__Direction__:
In the entries below, find every line with "structured" and copy it.

__Data rows__:
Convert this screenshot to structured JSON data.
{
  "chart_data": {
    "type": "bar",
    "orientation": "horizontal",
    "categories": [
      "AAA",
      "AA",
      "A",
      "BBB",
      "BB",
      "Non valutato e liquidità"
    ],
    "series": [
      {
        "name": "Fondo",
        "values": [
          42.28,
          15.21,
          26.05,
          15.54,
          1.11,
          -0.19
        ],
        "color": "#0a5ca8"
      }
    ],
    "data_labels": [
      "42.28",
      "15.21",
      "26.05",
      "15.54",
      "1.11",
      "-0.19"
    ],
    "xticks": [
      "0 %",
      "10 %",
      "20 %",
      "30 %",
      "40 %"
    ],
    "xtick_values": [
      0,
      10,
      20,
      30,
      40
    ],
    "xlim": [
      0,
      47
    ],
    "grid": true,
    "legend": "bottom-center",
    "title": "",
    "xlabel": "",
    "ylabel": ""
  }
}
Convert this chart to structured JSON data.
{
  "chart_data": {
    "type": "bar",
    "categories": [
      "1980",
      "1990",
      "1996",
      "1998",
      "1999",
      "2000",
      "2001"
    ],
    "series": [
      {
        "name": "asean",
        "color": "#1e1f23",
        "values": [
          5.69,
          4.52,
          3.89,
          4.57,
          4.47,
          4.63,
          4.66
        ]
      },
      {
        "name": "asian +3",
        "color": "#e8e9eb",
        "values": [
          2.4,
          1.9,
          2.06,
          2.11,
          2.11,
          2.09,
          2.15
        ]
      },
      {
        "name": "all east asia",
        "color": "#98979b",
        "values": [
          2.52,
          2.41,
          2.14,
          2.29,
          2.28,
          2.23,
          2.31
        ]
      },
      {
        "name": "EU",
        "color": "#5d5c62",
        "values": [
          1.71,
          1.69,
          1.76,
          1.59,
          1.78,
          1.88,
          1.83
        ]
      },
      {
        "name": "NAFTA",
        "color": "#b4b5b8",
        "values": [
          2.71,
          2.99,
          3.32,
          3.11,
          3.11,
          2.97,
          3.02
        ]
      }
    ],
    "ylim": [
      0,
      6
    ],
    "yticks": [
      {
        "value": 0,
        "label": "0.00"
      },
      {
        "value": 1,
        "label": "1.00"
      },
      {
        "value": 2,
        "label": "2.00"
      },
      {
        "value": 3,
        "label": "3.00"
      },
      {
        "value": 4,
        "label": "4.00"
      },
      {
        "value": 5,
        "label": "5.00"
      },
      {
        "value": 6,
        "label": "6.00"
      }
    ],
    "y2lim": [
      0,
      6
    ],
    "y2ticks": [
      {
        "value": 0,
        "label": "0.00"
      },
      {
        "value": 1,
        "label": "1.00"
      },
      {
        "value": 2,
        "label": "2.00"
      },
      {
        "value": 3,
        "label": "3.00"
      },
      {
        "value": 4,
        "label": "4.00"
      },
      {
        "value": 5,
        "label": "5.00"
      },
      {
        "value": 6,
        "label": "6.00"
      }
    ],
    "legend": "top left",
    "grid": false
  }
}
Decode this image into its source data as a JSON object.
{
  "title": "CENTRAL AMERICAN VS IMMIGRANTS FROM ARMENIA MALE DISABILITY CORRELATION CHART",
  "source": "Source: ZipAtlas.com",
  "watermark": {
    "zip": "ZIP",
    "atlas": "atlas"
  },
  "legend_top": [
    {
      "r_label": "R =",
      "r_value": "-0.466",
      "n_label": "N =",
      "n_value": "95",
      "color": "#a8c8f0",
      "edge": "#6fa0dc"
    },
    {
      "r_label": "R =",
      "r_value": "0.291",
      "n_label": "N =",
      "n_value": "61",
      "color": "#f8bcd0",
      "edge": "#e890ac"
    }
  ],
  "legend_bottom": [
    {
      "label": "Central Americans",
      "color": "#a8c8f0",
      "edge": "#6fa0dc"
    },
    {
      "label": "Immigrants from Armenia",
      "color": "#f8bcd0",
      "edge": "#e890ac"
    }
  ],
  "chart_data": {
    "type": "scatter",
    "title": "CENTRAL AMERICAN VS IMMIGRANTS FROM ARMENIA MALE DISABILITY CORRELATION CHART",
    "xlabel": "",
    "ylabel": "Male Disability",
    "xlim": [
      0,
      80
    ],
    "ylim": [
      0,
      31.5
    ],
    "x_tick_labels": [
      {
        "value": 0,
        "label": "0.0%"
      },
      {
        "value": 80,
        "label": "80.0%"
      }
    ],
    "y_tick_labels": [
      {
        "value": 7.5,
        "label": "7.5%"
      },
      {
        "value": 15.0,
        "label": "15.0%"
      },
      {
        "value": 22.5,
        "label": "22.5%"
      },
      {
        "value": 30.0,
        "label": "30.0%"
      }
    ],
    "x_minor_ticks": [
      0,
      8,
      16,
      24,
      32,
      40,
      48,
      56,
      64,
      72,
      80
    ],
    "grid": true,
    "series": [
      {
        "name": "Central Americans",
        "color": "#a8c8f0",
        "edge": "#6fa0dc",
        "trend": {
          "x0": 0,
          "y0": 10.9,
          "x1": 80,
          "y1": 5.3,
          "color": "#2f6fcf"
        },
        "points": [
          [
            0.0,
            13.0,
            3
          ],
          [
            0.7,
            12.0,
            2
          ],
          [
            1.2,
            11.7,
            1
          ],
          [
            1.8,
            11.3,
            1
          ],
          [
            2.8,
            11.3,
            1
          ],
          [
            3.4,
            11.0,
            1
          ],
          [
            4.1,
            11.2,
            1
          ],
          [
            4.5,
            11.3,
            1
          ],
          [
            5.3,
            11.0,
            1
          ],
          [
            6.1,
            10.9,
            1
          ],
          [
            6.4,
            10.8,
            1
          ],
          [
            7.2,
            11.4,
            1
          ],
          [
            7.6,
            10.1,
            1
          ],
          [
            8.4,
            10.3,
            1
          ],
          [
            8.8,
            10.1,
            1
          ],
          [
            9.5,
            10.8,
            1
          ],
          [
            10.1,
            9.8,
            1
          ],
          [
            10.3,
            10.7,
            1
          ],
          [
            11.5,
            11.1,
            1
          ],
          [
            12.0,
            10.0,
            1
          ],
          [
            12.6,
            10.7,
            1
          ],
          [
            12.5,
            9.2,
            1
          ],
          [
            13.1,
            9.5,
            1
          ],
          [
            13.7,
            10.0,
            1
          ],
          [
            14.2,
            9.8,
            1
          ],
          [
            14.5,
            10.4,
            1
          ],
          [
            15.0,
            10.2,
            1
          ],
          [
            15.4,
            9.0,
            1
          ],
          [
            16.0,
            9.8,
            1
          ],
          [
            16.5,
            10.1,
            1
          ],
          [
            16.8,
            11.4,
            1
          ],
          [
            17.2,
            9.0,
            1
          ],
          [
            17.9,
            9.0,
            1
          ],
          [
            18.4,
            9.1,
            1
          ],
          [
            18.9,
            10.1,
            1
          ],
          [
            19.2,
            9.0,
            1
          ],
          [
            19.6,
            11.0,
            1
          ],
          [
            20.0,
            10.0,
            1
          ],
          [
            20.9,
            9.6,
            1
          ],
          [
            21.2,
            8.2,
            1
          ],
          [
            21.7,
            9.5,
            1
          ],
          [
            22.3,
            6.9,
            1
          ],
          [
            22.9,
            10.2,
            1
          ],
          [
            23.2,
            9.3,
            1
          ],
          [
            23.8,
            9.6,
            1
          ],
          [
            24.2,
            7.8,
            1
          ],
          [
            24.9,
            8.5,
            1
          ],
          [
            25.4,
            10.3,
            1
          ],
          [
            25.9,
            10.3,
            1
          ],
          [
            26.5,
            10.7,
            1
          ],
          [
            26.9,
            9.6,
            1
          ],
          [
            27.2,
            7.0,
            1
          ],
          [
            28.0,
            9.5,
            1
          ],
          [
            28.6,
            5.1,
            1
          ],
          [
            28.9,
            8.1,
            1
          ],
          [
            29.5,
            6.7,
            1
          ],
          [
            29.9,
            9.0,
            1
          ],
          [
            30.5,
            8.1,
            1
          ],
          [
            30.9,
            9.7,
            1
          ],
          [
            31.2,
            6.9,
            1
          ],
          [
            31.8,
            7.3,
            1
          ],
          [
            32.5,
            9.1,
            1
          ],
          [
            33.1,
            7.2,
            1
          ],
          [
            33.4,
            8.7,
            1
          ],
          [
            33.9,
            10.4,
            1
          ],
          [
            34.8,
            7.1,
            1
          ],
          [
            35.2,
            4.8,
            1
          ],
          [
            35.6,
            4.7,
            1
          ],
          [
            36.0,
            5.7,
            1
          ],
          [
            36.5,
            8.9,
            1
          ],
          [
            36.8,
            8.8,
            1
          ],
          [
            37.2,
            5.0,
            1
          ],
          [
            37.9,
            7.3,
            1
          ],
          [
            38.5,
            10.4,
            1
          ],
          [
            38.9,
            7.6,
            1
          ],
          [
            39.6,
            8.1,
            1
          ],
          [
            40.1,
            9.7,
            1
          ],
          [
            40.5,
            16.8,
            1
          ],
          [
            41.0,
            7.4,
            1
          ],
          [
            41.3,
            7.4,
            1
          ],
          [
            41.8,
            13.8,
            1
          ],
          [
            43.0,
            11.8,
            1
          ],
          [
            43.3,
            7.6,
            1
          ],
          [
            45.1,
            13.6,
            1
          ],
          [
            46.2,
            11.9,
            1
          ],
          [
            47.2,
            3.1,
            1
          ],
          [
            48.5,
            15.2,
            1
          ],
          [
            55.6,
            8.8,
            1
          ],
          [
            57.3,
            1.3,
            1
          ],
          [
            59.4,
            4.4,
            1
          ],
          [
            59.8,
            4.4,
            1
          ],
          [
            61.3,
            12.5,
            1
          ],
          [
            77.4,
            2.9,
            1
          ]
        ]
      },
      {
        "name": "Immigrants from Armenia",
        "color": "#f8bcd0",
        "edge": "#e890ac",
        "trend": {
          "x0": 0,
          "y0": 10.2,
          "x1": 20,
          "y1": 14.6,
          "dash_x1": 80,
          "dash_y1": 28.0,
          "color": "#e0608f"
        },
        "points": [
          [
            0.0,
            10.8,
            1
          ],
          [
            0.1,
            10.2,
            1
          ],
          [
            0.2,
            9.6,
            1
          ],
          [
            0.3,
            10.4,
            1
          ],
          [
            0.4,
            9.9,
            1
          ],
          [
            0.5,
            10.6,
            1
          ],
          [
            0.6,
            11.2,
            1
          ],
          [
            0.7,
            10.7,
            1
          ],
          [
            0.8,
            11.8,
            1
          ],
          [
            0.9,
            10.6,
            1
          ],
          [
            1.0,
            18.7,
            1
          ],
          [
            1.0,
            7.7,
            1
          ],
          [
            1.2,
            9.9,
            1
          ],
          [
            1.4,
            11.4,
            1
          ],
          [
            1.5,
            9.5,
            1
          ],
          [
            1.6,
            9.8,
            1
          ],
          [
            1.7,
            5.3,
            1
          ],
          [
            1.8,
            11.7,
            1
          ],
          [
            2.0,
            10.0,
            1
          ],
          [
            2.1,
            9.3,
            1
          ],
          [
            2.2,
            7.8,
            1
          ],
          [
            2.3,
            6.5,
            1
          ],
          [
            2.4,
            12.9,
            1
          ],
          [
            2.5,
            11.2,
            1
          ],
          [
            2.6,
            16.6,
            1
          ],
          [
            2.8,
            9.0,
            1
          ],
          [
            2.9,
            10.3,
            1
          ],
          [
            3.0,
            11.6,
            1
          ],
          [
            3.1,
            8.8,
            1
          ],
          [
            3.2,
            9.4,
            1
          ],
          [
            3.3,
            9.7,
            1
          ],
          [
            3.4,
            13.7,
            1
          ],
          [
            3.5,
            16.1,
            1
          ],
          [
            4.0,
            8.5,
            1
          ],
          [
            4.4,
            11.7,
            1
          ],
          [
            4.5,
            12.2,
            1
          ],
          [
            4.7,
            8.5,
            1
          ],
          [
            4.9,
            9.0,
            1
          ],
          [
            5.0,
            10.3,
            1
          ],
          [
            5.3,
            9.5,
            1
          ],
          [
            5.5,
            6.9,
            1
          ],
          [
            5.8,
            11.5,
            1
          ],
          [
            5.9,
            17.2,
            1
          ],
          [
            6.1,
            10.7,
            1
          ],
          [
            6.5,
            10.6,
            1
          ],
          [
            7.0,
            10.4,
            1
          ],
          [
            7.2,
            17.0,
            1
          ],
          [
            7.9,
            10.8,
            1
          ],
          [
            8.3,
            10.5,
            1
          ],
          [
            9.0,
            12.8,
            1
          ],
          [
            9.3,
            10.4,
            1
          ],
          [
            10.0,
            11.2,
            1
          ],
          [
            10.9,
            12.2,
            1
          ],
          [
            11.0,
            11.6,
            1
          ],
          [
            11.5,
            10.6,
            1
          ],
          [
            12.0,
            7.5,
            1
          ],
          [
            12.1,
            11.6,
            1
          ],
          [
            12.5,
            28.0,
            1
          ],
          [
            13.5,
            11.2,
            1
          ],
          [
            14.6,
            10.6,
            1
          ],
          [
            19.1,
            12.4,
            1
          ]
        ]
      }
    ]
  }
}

__Expected answer__:
Convert this screenshot to structured JSON data.
Convert this chart to structured JSON data.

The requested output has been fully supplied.